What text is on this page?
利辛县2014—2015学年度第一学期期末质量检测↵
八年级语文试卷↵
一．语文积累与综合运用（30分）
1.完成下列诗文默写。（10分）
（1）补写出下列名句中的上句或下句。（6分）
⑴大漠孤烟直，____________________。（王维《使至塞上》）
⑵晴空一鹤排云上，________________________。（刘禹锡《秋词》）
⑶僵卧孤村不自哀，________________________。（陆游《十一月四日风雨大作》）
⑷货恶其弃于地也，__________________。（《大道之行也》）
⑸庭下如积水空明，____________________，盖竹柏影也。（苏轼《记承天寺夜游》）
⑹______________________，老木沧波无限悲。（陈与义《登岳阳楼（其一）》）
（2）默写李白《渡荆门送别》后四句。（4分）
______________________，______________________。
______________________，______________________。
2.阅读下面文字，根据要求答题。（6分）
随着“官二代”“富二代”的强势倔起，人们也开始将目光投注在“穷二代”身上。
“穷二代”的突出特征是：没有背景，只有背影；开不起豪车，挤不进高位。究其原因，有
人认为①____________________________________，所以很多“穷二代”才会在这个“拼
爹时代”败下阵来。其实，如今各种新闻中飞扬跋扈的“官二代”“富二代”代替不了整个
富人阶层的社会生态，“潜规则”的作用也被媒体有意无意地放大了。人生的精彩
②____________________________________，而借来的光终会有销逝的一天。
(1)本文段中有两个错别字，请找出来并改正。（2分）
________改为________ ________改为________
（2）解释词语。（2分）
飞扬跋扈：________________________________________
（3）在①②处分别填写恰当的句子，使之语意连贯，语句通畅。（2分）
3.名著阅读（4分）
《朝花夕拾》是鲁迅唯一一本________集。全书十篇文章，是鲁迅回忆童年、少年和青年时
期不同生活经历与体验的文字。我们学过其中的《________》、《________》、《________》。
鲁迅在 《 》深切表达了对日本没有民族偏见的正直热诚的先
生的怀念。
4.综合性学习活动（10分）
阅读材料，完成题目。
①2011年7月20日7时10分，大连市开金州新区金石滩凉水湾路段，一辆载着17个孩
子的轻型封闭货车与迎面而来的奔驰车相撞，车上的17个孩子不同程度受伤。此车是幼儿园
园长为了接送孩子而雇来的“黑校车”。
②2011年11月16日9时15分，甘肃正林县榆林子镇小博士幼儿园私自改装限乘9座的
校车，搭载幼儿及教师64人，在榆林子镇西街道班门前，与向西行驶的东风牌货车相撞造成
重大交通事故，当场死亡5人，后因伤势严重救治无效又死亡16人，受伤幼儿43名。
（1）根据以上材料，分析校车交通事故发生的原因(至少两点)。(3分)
...
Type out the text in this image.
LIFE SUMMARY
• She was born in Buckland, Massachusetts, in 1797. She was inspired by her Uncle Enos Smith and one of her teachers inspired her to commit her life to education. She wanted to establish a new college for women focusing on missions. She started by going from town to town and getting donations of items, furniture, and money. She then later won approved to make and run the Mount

EXERCISE GOAL:
From the entries above, copy each line holding "this".

COMPLETED EXERCISE:
What text is on this page?
Type out the text in this image.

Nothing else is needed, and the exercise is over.